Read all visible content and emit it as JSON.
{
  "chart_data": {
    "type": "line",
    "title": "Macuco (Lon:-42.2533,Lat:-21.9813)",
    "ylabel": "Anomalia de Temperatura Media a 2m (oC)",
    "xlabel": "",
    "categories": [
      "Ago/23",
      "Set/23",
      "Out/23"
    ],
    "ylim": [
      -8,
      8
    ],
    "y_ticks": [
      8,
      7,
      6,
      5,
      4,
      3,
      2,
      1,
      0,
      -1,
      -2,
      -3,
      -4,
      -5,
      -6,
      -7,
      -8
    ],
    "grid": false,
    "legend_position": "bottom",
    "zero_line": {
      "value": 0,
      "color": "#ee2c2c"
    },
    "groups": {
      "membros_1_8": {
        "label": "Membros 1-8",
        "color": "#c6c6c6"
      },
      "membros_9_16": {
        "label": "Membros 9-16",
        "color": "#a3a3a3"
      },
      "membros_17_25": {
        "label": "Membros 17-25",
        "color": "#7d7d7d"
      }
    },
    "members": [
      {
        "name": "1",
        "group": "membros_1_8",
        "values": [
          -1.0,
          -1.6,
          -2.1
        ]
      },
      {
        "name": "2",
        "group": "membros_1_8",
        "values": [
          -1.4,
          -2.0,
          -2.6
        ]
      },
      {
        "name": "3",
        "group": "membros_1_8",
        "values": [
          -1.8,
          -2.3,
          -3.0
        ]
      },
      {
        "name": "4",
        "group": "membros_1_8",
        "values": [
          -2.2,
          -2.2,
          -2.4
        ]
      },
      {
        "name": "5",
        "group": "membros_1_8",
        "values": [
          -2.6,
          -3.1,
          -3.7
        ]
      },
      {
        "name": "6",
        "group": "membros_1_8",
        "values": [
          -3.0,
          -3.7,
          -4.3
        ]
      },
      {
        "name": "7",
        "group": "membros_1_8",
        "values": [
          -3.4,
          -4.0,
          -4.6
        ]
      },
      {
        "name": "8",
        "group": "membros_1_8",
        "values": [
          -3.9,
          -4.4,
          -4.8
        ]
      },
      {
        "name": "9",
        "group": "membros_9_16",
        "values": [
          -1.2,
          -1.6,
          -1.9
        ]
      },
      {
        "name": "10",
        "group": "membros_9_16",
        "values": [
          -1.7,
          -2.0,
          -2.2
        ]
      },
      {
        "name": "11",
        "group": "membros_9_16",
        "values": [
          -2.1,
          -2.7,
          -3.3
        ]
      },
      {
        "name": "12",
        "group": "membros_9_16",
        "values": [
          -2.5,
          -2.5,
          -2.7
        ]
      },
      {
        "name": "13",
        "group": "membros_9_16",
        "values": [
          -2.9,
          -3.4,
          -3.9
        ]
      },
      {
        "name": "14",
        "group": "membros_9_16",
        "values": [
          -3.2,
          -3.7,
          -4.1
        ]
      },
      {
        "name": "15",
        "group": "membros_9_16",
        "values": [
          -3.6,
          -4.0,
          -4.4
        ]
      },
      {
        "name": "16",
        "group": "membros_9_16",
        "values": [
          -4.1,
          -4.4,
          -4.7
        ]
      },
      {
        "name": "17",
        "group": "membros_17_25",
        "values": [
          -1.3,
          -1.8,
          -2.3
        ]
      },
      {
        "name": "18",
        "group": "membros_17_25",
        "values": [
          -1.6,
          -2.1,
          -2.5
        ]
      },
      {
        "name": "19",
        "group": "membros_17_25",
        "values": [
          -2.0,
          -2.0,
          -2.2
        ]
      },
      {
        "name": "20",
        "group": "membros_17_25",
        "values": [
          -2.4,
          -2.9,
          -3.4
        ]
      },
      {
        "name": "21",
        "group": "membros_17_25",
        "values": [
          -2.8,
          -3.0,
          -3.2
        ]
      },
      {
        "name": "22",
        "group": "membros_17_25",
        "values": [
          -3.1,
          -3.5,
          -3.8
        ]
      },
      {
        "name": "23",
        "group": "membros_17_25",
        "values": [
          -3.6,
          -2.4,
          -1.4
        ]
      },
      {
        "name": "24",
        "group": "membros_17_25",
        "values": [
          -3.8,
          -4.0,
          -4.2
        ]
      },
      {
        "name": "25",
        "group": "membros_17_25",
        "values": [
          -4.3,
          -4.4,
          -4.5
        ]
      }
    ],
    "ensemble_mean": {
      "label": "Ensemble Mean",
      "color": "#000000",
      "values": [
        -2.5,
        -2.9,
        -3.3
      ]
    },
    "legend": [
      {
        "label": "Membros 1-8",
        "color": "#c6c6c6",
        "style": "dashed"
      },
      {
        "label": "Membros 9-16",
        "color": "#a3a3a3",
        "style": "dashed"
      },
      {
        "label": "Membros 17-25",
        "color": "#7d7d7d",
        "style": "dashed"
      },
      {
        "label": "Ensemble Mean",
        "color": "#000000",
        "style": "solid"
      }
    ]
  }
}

**Instruction**
Write down only the number of lines that contain the string "color" in the listing.

**Response to this task**
9